• [What you have to do]:
Copy each line of the records that contains the word "text".

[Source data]
/---
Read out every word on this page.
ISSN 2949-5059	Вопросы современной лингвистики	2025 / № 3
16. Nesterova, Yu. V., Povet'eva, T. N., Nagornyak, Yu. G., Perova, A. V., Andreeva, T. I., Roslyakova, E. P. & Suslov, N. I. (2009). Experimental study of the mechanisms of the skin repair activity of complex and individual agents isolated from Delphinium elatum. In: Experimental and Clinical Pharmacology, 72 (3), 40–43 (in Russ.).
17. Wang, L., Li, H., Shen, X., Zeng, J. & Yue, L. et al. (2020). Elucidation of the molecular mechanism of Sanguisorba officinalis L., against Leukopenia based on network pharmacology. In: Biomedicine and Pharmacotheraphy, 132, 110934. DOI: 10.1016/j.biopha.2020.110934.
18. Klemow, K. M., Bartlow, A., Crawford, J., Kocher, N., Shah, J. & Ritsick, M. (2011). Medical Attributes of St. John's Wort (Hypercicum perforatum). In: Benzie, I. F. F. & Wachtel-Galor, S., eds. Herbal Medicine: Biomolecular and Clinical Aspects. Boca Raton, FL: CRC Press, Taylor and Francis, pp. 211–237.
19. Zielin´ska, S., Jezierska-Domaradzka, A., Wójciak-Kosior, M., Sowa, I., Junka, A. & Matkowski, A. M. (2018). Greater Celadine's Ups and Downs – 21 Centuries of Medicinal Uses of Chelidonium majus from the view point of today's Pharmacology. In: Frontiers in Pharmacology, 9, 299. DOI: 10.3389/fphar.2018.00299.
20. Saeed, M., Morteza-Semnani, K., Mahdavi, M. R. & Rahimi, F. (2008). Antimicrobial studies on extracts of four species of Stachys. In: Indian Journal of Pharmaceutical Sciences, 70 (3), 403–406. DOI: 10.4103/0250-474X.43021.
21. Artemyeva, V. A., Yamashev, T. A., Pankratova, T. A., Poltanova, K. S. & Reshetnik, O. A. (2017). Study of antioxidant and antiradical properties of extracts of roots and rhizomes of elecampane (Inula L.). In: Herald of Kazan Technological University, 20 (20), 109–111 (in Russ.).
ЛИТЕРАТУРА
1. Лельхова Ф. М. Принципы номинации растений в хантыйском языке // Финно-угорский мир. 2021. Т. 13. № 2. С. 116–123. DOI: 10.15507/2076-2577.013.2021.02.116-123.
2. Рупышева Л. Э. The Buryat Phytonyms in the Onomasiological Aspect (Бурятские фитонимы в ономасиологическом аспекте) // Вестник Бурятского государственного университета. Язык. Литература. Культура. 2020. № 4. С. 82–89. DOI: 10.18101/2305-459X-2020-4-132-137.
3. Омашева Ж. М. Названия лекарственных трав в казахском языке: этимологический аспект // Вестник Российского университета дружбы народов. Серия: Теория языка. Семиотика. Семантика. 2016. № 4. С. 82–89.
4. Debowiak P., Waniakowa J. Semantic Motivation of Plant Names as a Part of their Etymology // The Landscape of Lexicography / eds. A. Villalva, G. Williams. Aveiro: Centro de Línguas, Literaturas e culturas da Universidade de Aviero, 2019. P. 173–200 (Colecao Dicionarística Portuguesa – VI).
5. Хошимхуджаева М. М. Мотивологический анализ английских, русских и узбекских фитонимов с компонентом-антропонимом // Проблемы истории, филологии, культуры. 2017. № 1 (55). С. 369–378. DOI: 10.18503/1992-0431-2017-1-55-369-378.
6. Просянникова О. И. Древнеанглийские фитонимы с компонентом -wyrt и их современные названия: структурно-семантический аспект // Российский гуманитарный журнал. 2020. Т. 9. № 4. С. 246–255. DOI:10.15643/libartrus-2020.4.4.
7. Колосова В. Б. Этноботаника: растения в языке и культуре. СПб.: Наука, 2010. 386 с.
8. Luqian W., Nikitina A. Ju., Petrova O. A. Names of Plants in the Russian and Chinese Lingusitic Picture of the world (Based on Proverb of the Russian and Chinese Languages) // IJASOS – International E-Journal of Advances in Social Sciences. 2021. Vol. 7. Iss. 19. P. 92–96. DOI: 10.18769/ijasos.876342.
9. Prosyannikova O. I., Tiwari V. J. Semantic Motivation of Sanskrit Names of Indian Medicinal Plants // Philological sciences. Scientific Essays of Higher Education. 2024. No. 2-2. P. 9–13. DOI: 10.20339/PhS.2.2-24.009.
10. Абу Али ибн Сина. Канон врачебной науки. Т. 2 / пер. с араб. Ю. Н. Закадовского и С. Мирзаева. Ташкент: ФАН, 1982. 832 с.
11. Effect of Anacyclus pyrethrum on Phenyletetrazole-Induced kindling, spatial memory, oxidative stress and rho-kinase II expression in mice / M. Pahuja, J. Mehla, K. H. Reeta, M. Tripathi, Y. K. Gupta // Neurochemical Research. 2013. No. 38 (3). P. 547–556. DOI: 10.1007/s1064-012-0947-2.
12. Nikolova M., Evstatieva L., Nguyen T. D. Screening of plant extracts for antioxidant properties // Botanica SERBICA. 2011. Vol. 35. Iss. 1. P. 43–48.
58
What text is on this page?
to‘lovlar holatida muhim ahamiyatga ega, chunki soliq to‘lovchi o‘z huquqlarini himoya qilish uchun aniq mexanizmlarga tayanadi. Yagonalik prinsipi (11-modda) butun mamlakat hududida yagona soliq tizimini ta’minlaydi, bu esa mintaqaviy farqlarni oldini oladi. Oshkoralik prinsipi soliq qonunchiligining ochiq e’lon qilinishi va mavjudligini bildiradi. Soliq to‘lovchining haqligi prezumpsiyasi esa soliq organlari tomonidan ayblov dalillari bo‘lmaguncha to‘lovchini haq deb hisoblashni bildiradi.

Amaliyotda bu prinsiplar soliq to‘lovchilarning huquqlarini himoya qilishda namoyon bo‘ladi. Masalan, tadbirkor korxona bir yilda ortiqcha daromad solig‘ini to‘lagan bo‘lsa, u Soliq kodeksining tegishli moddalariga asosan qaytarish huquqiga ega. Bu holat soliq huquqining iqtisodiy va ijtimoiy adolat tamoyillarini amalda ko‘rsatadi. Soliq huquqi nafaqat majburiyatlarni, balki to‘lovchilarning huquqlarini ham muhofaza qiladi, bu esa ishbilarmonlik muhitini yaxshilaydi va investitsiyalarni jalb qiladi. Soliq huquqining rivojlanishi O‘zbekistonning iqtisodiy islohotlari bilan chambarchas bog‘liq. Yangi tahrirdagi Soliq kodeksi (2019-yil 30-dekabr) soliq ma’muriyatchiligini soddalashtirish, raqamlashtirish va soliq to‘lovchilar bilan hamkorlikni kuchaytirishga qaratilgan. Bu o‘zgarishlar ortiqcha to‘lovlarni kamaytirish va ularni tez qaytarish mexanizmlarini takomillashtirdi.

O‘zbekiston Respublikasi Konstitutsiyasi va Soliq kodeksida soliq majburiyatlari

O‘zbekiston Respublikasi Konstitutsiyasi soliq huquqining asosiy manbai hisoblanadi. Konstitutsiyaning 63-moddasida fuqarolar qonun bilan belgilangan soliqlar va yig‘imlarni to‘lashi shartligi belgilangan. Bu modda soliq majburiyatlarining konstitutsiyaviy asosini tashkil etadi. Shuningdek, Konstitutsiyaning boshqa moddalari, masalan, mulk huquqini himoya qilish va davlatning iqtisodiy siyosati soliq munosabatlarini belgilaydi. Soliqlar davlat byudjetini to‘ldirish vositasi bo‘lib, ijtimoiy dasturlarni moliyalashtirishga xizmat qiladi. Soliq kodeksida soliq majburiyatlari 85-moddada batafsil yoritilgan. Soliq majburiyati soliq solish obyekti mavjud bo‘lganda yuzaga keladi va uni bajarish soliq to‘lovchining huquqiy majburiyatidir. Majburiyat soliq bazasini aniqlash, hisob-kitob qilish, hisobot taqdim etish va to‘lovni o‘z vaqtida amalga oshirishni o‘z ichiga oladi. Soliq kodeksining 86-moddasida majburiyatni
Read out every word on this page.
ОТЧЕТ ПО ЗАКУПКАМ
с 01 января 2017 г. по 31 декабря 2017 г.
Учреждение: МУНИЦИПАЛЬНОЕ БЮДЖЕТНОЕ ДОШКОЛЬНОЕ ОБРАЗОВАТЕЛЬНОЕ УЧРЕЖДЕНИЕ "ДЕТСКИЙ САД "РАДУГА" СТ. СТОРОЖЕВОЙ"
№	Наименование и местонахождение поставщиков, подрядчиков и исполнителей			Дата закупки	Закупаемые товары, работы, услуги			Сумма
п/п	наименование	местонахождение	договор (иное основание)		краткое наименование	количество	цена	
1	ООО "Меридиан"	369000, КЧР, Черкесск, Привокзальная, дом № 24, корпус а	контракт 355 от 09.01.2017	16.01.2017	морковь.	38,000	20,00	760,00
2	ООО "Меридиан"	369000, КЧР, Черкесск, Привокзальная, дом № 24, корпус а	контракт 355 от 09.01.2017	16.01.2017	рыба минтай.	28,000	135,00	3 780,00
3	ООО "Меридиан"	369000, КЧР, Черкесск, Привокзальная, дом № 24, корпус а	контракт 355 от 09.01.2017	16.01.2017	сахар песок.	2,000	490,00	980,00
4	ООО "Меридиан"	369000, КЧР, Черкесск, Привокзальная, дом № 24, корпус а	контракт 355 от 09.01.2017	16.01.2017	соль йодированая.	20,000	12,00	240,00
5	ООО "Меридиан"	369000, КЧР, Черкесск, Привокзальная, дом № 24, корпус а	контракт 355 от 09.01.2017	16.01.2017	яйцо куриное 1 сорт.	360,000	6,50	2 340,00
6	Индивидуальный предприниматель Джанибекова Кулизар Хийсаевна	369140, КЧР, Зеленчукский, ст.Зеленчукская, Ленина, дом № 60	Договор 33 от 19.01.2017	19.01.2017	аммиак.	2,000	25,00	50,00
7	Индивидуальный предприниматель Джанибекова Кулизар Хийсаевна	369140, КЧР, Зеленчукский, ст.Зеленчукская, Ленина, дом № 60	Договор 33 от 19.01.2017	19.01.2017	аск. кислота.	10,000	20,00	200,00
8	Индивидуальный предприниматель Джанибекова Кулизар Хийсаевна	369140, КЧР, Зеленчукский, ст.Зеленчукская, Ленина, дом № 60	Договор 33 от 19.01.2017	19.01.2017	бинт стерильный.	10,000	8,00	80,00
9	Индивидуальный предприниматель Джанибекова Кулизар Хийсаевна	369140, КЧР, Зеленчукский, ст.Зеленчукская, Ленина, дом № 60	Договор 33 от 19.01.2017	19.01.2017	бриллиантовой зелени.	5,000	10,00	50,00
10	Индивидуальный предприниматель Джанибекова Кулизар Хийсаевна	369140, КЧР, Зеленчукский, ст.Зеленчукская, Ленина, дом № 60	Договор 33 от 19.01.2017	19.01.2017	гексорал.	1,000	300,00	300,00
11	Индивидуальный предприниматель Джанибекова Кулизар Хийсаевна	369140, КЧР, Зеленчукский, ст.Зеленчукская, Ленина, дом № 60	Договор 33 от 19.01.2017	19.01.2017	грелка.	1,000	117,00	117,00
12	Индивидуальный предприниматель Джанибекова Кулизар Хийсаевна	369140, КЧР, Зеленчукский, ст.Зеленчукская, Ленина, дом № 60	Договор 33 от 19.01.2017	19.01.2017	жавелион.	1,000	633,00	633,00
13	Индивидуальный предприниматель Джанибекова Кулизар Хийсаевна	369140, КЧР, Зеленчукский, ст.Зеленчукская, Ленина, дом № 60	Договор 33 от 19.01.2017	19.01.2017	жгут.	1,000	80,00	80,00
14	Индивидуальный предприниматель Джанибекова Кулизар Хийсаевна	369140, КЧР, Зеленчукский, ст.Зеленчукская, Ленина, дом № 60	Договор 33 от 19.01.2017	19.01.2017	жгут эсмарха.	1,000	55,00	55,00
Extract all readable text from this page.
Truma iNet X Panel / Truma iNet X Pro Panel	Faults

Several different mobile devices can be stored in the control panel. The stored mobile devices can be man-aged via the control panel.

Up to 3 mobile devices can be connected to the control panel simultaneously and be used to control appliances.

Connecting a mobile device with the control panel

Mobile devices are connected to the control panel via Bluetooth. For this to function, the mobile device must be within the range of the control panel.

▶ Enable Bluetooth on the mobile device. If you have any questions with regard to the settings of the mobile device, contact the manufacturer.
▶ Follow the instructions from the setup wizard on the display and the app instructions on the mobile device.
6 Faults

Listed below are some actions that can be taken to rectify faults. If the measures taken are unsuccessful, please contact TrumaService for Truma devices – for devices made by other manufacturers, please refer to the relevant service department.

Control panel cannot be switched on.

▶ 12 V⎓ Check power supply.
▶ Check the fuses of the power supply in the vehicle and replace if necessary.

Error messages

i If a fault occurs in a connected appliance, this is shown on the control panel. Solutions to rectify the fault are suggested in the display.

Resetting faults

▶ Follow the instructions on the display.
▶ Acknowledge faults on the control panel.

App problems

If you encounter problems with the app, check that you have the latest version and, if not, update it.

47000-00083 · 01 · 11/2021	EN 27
\---
• [Completed exercise]:
What text is on this page?
Extract all readable text from this page.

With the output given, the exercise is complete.